- EXCERPTED RECORDS
[start]

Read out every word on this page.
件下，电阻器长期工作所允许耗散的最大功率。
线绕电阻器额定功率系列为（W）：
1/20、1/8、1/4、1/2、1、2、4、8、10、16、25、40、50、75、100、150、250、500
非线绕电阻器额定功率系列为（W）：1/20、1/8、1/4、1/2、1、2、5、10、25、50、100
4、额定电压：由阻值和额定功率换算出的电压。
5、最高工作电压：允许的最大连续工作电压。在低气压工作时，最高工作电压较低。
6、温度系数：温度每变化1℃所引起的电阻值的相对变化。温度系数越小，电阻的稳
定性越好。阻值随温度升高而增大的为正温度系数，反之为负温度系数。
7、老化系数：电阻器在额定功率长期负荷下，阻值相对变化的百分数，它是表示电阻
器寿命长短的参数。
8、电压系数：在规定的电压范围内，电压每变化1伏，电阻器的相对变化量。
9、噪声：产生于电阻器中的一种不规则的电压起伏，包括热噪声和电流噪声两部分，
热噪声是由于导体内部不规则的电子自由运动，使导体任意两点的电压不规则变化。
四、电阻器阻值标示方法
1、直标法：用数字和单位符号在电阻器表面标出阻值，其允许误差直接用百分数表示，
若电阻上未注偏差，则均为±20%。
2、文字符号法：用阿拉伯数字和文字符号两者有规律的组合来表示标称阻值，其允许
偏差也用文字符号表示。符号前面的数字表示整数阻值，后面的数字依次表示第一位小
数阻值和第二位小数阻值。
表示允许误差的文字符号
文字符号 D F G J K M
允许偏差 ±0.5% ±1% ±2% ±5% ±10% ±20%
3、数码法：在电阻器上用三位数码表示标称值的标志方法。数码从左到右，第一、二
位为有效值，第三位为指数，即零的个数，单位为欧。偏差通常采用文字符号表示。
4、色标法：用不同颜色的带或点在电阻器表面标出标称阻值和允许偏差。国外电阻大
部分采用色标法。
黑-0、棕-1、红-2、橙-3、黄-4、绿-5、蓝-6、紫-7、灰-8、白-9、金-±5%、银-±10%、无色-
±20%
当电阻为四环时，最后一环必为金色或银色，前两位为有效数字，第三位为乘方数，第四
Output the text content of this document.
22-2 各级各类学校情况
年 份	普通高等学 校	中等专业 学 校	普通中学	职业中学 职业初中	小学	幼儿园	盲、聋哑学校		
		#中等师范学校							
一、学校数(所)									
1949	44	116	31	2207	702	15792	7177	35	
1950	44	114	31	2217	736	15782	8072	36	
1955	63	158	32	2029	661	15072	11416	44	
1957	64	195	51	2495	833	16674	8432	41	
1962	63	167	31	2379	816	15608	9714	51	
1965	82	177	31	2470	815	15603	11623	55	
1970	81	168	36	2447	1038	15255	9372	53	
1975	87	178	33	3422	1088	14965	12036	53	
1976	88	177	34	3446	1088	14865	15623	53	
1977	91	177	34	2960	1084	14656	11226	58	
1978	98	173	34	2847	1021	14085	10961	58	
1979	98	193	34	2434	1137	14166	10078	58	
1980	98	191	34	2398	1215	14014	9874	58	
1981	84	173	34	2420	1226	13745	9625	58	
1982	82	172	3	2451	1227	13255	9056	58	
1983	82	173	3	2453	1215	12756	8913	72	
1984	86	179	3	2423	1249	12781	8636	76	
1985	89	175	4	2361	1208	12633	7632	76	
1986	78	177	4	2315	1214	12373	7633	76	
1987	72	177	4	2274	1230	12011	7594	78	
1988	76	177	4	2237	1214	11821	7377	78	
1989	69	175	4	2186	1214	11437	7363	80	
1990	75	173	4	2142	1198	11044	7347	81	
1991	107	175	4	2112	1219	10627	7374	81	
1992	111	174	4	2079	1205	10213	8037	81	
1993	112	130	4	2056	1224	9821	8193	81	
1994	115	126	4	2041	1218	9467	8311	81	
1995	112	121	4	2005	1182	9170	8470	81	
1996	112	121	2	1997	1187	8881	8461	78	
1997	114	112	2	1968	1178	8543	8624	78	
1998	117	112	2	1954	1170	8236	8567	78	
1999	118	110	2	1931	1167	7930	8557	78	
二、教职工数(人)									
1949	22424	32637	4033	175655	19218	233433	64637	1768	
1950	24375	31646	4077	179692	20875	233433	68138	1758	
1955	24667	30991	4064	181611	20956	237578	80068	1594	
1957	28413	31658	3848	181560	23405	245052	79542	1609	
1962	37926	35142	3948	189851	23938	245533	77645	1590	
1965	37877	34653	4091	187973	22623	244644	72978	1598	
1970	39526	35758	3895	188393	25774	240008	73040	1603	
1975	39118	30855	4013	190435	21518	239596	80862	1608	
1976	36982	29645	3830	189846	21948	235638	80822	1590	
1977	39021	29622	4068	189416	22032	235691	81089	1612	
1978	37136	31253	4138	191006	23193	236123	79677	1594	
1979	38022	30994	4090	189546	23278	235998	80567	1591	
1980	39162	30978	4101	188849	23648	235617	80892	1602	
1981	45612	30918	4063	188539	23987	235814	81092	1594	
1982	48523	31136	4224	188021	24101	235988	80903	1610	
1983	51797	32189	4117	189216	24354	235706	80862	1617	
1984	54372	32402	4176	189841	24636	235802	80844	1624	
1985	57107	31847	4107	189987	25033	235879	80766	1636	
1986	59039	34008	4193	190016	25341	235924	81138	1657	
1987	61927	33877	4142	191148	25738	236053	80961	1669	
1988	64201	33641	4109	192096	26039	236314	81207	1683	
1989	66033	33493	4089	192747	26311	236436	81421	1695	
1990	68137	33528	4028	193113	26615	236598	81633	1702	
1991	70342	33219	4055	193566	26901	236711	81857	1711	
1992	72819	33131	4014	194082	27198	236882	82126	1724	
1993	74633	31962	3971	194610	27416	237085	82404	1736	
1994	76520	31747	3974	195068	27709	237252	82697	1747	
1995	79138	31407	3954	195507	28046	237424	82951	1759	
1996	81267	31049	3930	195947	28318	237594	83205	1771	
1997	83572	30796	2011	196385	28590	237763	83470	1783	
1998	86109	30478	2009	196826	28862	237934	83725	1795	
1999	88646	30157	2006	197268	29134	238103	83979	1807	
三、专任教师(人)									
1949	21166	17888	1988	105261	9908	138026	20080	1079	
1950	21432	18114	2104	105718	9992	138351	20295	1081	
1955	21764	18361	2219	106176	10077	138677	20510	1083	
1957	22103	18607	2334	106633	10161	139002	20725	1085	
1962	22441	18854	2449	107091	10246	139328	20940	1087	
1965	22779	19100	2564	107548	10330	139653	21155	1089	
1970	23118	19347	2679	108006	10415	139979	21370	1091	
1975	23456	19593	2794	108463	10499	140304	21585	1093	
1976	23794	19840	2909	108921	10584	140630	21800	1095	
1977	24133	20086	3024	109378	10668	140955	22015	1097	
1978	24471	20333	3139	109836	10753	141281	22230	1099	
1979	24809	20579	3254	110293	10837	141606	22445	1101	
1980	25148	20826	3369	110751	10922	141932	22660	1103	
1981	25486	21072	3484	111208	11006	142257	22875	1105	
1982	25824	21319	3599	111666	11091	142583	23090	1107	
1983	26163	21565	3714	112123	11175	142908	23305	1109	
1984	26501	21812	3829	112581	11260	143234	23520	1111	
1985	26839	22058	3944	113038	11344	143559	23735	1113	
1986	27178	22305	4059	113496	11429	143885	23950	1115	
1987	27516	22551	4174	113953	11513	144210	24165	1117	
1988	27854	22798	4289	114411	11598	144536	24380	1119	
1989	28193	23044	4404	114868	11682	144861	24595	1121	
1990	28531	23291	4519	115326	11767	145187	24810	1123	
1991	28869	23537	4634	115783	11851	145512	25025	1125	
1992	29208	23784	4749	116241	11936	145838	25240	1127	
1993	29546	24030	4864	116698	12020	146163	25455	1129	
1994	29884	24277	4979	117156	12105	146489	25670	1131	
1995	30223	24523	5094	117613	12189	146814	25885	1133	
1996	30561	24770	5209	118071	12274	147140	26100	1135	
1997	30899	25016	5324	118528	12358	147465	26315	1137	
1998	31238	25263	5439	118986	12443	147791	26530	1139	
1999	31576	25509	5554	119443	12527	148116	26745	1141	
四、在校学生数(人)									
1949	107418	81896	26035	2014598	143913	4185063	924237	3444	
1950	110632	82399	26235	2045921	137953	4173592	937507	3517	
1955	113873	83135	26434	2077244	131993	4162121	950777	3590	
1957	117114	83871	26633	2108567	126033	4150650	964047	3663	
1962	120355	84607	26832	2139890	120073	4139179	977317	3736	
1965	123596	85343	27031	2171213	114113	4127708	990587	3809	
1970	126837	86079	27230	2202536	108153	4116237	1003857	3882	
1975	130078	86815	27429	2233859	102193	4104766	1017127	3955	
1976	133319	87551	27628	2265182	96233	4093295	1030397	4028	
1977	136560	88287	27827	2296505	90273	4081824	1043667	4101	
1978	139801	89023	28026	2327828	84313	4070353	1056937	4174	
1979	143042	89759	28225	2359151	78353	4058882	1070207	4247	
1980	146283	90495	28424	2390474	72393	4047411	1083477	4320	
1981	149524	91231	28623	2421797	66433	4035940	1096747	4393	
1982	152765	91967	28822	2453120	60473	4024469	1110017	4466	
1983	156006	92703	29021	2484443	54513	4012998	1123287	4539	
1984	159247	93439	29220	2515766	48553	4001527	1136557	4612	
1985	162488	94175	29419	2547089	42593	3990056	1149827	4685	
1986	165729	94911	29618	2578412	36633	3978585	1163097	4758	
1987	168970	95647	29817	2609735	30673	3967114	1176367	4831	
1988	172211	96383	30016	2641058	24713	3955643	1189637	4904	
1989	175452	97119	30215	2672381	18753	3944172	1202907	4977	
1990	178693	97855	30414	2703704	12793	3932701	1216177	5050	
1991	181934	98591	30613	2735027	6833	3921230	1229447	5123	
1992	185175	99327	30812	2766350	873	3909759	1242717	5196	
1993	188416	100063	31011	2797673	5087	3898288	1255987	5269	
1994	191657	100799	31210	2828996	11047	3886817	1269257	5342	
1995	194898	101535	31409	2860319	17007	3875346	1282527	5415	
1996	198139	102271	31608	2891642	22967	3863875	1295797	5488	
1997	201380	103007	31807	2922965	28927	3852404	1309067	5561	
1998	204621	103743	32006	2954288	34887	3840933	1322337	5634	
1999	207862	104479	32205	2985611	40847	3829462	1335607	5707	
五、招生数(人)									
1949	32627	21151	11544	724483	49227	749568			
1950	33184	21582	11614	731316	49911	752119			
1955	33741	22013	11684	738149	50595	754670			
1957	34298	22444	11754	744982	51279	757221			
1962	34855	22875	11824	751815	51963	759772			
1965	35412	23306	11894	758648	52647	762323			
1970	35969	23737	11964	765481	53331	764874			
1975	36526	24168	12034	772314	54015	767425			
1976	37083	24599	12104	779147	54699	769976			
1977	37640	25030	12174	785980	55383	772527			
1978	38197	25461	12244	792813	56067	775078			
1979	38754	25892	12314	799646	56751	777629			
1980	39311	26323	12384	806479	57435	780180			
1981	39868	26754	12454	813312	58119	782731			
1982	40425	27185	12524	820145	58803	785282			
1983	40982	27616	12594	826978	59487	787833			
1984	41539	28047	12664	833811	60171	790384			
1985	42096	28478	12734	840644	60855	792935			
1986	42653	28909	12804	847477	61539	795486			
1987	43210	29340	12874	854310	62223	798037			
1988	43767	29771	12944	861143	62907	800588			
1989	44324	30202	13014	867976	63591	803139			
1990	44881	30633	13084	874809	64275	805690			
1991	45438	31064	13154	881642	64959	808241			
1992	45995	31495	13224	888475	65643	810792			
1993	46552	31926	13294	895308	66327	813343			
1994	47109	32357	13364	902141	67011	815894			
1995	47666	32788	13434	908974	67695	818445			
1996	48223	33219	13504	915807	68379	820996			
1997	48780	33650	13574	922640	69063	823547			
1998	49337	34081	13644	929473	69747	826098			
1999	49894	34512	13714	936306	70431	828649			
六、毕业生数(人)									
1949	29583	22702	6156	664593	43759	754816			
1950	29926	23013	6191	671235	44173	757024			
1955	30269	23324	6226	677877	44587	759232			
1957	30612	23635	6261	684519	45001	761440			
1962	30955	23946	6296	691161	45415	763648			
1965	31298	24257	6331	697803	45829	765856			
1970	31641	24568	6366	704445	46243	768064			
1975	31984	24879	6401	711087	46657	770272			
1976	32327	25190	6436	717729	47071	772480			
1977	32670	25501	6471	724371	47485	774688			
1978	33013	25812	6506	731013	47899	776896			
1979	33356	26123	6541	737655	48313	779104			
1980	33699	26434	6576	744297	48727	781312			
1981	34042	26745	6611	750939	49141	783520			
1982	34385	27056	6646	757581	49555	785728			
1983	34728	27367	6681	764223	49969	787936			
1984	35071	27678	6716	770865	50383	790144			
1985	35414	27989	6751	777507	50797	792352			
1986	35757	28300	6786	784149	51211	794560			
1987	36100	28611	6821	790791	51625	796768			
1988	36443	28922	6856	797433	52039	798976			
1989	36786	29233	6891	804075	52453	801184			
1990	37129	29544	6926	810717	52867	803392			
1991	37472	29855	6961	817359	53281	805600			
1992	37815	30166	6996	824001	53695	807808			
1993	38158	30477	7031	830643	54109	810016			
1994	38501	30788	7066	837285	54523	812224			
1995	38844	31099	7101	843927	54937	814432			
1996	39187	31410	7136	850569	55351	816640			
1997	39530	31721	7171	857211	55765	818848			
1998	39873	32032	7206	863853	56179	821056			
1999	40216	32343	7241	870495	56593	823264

[end]

- EXERCISE DIRECTIONS
Search the lines for the string "this" and copy every line that has it.

- ANSWER TO THE PROBLEM
Read out every word on this page.
Output the text content of this document.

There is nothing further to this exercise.